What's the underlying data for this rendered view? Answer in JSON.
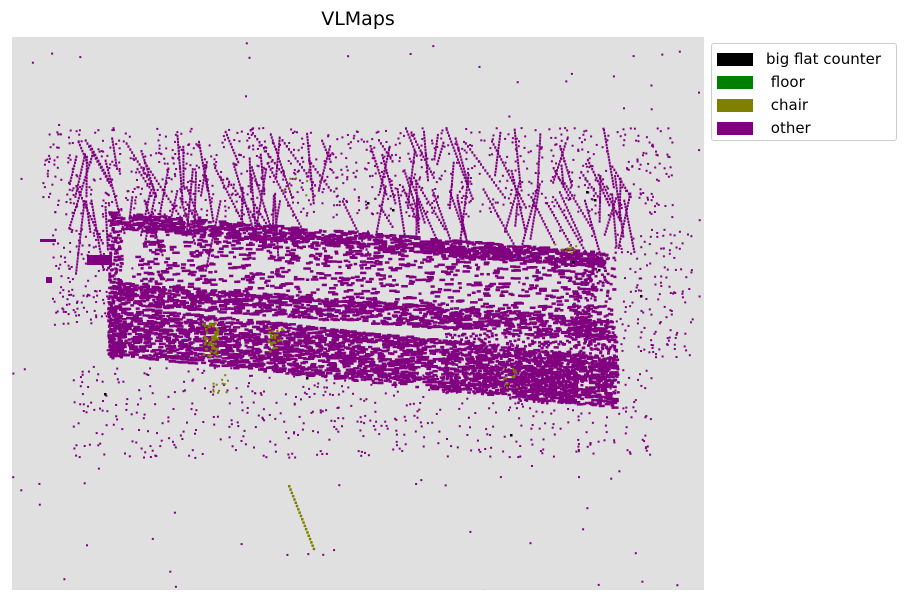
{
  "title": "VLMaps",
  "background_color": "#e0e0e0",
  "legend": {
    "placement": "outside-top-right",
    "items": [
      {
        "label": "big flat counter",
        "color": "#000000"
      },
      {
        "label": " floor",
        "color": "#008000"
      },
      {
        "label": " chair",
        "color": "#808000"
      },
      {
        "label": " other",
        "color": "#800080"
      }
    ]
  }
}
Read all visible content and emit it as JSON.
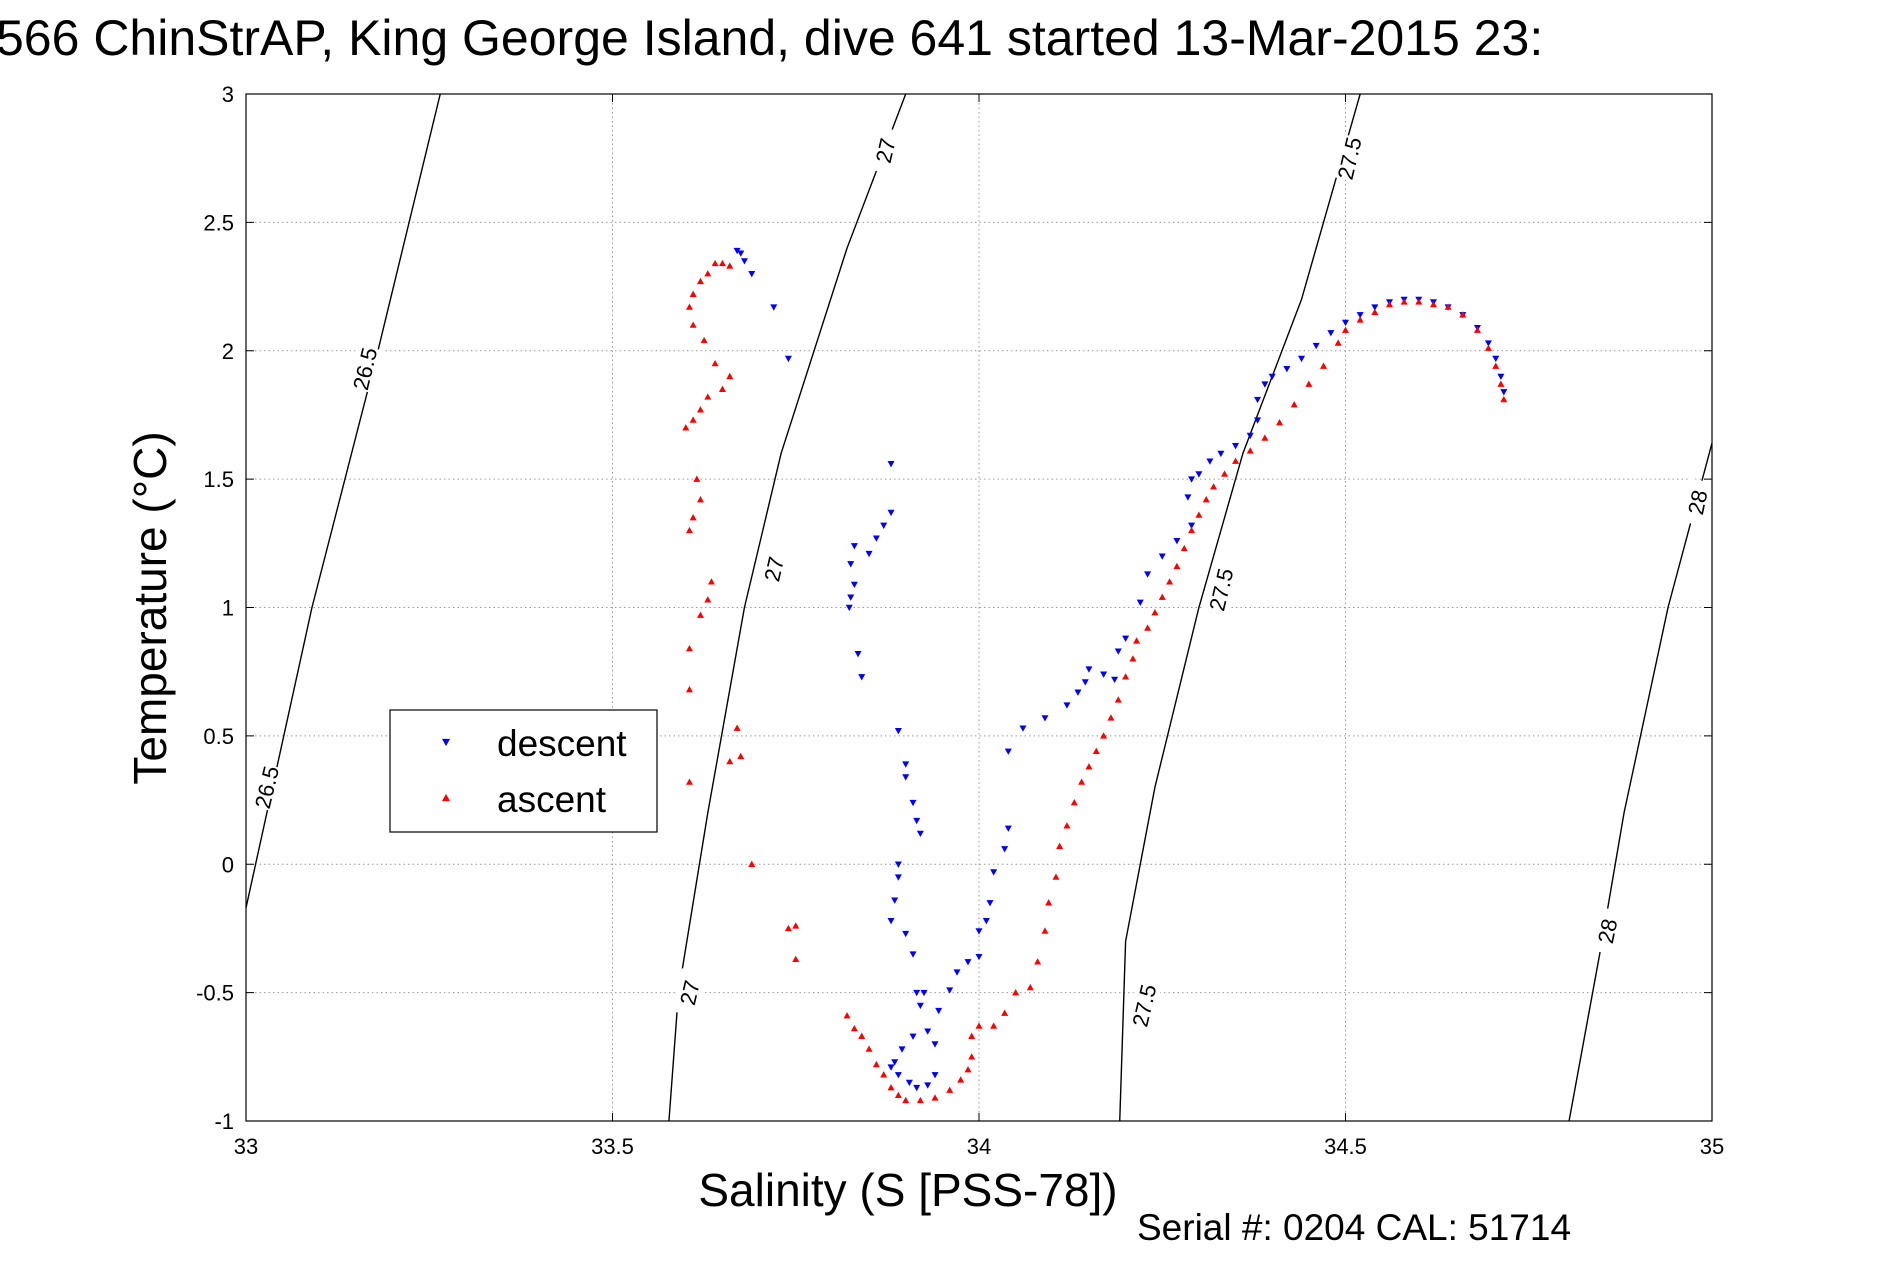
{
  "figure": {
    "title": "566 ChinStrAP, King George Island, dive 641 started 13-Mar-2015 23:",
    "footer": "Serial #: 0204  CAL: 51714"
  },
  "chart_data": {
    "type": "scatter",
    "title": "566 ChinStrAP, King George Island, dive 641 started 13-Mar-2015 23:",
    "xlabel": "Salinity (S [PSS-78])",
    "ylabel": "Temperature (°C)",
    "xlim": [
      33,
      35
    ],
    "ylim": [
      -1,
      3
    ],
    "xticks": [
      33,
      33.5,
      34,
      34.5,
      35
    ],
    "xtick_labels": [
      "33",
      "33.5",
      "34",
      "34.5",
      "35"
    ],
    "yticks": [
      -1,
      -0.5,
      0,
      0.5,
      1,
      1.5,
      2,
      2.5,
      3
    ],
    "ytick_labels": [
      "-1",
      "-0.5",
      "0",
      "0.5",
      "1",
      "1.5",
      "2",
      "2.5",
      "3"
    ],
    "grid": true,
    "legend_position": "left-middle",
    "density_contours": [
      {
        "level": "26.5",
        "points": [
          [
            33.265,
            3
          ],
          [
            33.18,
            2.0
          ],
          [
            33.09,
            1.0
          ],
          [
            33.0,
            -0.17
          ]
        ],
        "labels": [
          {
            "s": 33.162,
            "t": 1.93
          },
          {
            "s": 33.028,
            "t": 0.3
          }
        ]
      },
      {
        "level": "27",
        "points": [
          [
            33.9,
            3
          ],
          [
            33.82,
            2.4
          ],
          [
            33.73,
            1.6
          ],
          [
            33.68,
            1.0
          ],
          [
            33.63,
            0.2
          ],
          [
            33.59,
            -0.5
          ],
          [
            33.577,
            -1
          ]
        ],
        "labels": [
          {
            "s": 33.872,
            "t": 2.78
          },
          {
            "s": 33.72,
            "t": 1.15
          },
          {
            "s": 33.605,
            "t": -0.5
          }
        ]
      },
      {
        "level": "27.5",
        "points": [
          [
            34.52,
            3
          ],
          [
            34.44,
            2.2
          ],
          [
            34.36,
            1.6
          ],
          [
            34.3,
            1.0
          ],
          [
            34.24,
            0.3
          ],
          [
            34.2,
            -0.3
          ],
          [
            34.192,
            -1
          ]
        ],
        "labels": [
          {
            "s": 34.505,
            "t": 2.75
          },
          {
            "s": 34.33,
            "t": 1.07
          },
          {
            "s": 34.225,
            "t": -0.55
          }
        ]
      },
      {
        "level": "28",
        "points": [
          [
            35,
            1.64
          ],
          [
            34.94,
            1.0
          ],
          [
            34.88,
            0.2
          ],
          [
            34.85,
            -0.3
          ],
          [
            34.805,
            -1
          ]
        ],
        "labels": [
          {
            "s": 34.98,
            "t": 1.41
          },
          {
            "s": 34.857,
            "t": -0.26
          }
        ]
      }
    ],
    "series": [
      {
        "name": "descent",
        "color": "#0000ff",
        "marker": "triangle-down",
        "points": [
          [
            33.67,
            2.39
          ],
          [
            33.675,
            2.38
          ],
          [
            33.68,
            2.35
          ],
          [
            33.69,
            2.3
          ],
          [
            33.72,
            2.17
          ],
          [
            33.74,
            1.97
          ],
          [
            33.88,
            1.56
          ],
          [
            33.88,
            1.37
          ],
          [
            33.87,
            1.32
          ],
          [
            33.86,
            1.27
          ],
          [
            33.85,
            1.21
          ],
          [
            33.83,
            1.24
          ],
          [
            33.825,
            1.17
          ],
          [
            33.83,
            1.09
          ],
          [
            33.825,
            1.04
          ],
          [
            33.823,
            1.0
          ],
          [
            33.835,
            0.82
          ],
          [
            33.84,
            0.73
          ],
          [
            33.89,
            0.52
          ],
          [
            33.9,
            0.39
          ],
          [
            33.9,
            0.34
          ],
          [
            33.91,
            0.24
          ],
          [
            33.915,
            0.17
          ],
          [
            33.92,
            0.12
          ],
          [
            33.89,
            0.0
          ],
          [
            33.89,
            -0.05
          ],
          [
            33.885,
            -0.14
          ],
          [
            33.88,
            -0.22
          ],
          [
            33.9,
            -0.27
          ],
          [
            33.91,
            -0.35
          ],
          [
            33.915,
            -0.5
          ],
          [
            33.925,
            -0.5
          ],
          [
            33.92,
            -0.55
          ],
          [
            33.91,
            -0.67
          ],
          [
            33.895,
            -0.72
          ],
          [
            33.885,
            -0.77
          ],
          [
            33.88,
            -0.79
          ],
          [
            33.89,
            -0.82
          ],
          [
            33.905,
            -0.85
          ],
          [
            33.915,
            -0.87
          ],
          [
            33.93,
            -0.86
          ],
          [
            33.94,
            -0.82
          ],
          [
            33.94,
            -0.7
          ],
          [
            33.93,
            -0.65
          ],
          [
            33.945,
            -0.57
          ],
          [
            33.96,
            -0.49
          ],
          [
            33.97,
            -0.42
          ],
          [
            33.985,
            -0.38
          ],
          [
            34.0,
            -0.36
          ],
          [
            34.0,
            -0.26
          ],
          [
            34.01,
            -0.22
          ],
          [
            34.015,
            -0.15
          ],
          [
            34.02,
            -0.03
          ],
          [
            34.035,
            0.06
          ],
          [
            34.04,
            0.14
          ],
          [
            34.04,
            0.44
          ],
          [
            34.06,
            0.53
          ],
          [
            34.09,
            0.57
          ],
          [
            34.12,
            0.62
          ],
          [
            34.135,
            0.67
          ],
          [
            34.145,
            0.71
          ],
          [
            34.15,
            0.76
          ],
          [
            34.17,
            0.74
          ],
          [
            34.185,
            0.72
          ],
          [
            34.19,
            0.83
          ],
          [
            34.2,
            0.88
          ],
          [
            34.22,
            1.02
          ],
          [
            34.23,
            1.13
          ],
          [
            34.25,
            1.2
          ],
          [
            34.27,
            1.26
          ],
          [
            34.29,
            1.32
          ],
          [
            34.285,
            1.43
          ],
          [
            34.29,
            1.5
          ],
          [
            34.3,
            1.52
          ],
          [
            34.315,
            1.57
          ],
          [
            34.33,
            1.6
          ],
          [
            34.35,
            1.63
          ],
          [
            34.37,
            1.67
          ],
          [
            34.38,
            1.73
          ],
          [
            34.38,
            1.81
          ],
          [
            34.39,
            1.87
          ],
          [
            34.4,
            1.9
          ],
          [
            34.42,
            1.93
          ],
          [
            34.44,
            1.97
          ],
          [
            34.46,
            2.02
          ],
          [
            34.48,
            2.07
          ],
          [
            34.5,
            2.11
          ],
          [
            34.52,
            2.14
          ],
          [
            34.54,
            2.17
          ],
          [
            34.56,
            2.19
          ],
          [
            34.58,
            2.2
          ],
          [
            34.6,
            2.2
          ],
          [
            34.62,
            2.19
          ],
          [
            34.64,
            2.17
          ],
          [
            34.66,
            2.14
          ],
          [
            34.68,
            2.09
          ],
          [
            34.695,
            2.03
          ],
          [
            34.705,
            1.97
          ],
          [
            34.712,
            1.9
          ],
          [
            34.716,
            1.84
          ]
        ]
      },
      {
        "name": "ascent",
        "color": "#ff0000",
        "marker": "triangle-up",
        "points": [
          [
            33.66,
            2.33
          ],
          [
            33.65,
            2.34
          ],
          [
            33.64,
            2.34
          ],
          [
            33.63,
            2.3
          ],
          [
            33.62,
            2.27
          ],
          [
            33.61,
            2.22
          ],
          [
            33.605,
            2.17
          ],
          [
            33.61,
            2.1
          ],
          [
            33.625,
            2.04
          ],
          [
            33.64,
            1.95
          ],
          [
            33.66,
            1.9
          ],
          [
            33.65,
            1.85
          ],
          [
            33.63,
            1.82
          ],
          [
            33.62,
            1.77
          ],
          [
            33.61,
            1.73
          ],
          [
            33.6,
            1.7
          ],
          [
            33.615,
            1.5
          ],
          [
            33.62,
            1.42
          ],
          [
            33.61,
            1.35
          ],
          [
            33.605,
            1.3
          ],
          [
            33.635,
            1.1
          ],
          [
            33.63,
            1.03
          ],
          [
            33.62,
            0.97
          ],
          [
            33.605,
            0.84
          ],
          [
            33.605,
            0.68
          ],
          [
            33.67,
            0.53
          ],
          [
            33.66,
            0.4
          ],
          [
            33.675,
            0.42
          ],
          [
            33.605,
            0.32
          ],
          [
            33.69,
            0.0
          ],
          [
            33.74,
            -0.25
          ],
          [
            33.75,
            -0.24
          ],
          [
            33.75,
            -0.37
          ],
          [
            33.82,
            -0.59
          ],
          [
            33.83,
            -0.64
          ],
          [
            33.84,
            -0.67
          ],
          [
            33.85,
            -0.72
          ],
          [
            33.86,
            -0.78
          ],
          [
            33.87,
            -0.82
          ],
          [
            33.88,
            -0.87
          ],
          [
            33.89,
            -0.9
          ],
          [
            33.9,
            -0.92
          ],
          [
            33.92,
            -0.92
          ],
          [
            33.94,
            -0.91
          ],
          [
            33.96,
            -0.88
          ],
          [
            33.975,
            -0.84
          ],
          [
            33.985,
            -0.8
          ],
          [
            33.99,
            -0.75
          ],
          [
            33.99,
            -0.67
          ],
          [
            34.0,
            -0.63
          ],
          [
            34.02,
            -0.63
          ],
          [
            34.035,
            -0.58
          ],
          [
            34.05,
            -0.5
          ],
          [
            34.07,
            -0.48
          ],
          [
            34.08,
            -0.38
          ],
          [
            34.09,
            -0.26
          ],
          [
            34.095,
            -0.15
          ],
          [
            34.105,
            -0.05
          ],
          [
            34.11,
            0.07
          ],
          [
            34.12,
            0.15
          ],
          [
            34.13,
            0.24
          ],
          [
            34.14,
            0.32
          ],
          [
            34.15,
            0.38
          ],
          [
            34.16,
            0.44
          ],
          [
            34.17,
            0.5
          ],
          [
            34.18,
            0.57
          ],
          [
            34.19,
            0.64
          ],
          [
            34.2,
            0.73
          ],
          [
            34.21,
            0.8
          ],
          [
            34.215,
            0.87
          ],
          [
            34.23,
            0.92
          ],
          [
            34.24,
            0.98
          ],
          [
            34.25,
            1.04
          ],
          [
            34.26,
            1.1
          ],
          [
            34.27,
            1.16
          ],
          [
            34.28,
            1.23
          ],
          [
            34.29,
            1.3
          ],
          [
            34.3,
            1.36
          ],
          [
            34.31,
            1.42
          ],
          [
            34.32,
            1.47
          ],
          [
            34.335,
            1.52
          ],
          [
            34.35,
            1.57
          ],
          [
            34.37,
            1.61
          ],
          [
            34.39,
            1.66
          ],
          [
            34.41,
            1.72
          ],
          [
            34.43,
            1.79
          ],
          [
            34.45,
            1.87
          ],
          [
            34.47,
            1.94
          ],
          [
            34.49,
            2.03
          ],
          [
            34.5,
            2.08
          ],
          [
            34.52,
            2.12
          ],
          [
            34.54,
            2.15
          ],
          [
            34.56,
            2.18
          ],
          [
            34.58,
            2.19
          ],
          [
            34.6,
            2.19
          ],
          [
            34.62,
            2.18
          ],
          [
            34.64,
            2.17
          ],
          [
            34.66,
            2.14
          ],
          [
            34.68,
            2.08
          ],
          [
            34.695,
            2.01
          ],
          [
            34.705,
            1.94
          ],
          [
            34.712,
            1.87
          ],
          [
            34.716,
            1.81
          ]
        ]
      }
    ]
  }
}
____________________
*YOUR TASK:* Track down every line of the material containing the string "marker", and copy it.

*SOLVED EXERCISE:*
        "marker": "triangle-down",
        "marker": "triangle-up",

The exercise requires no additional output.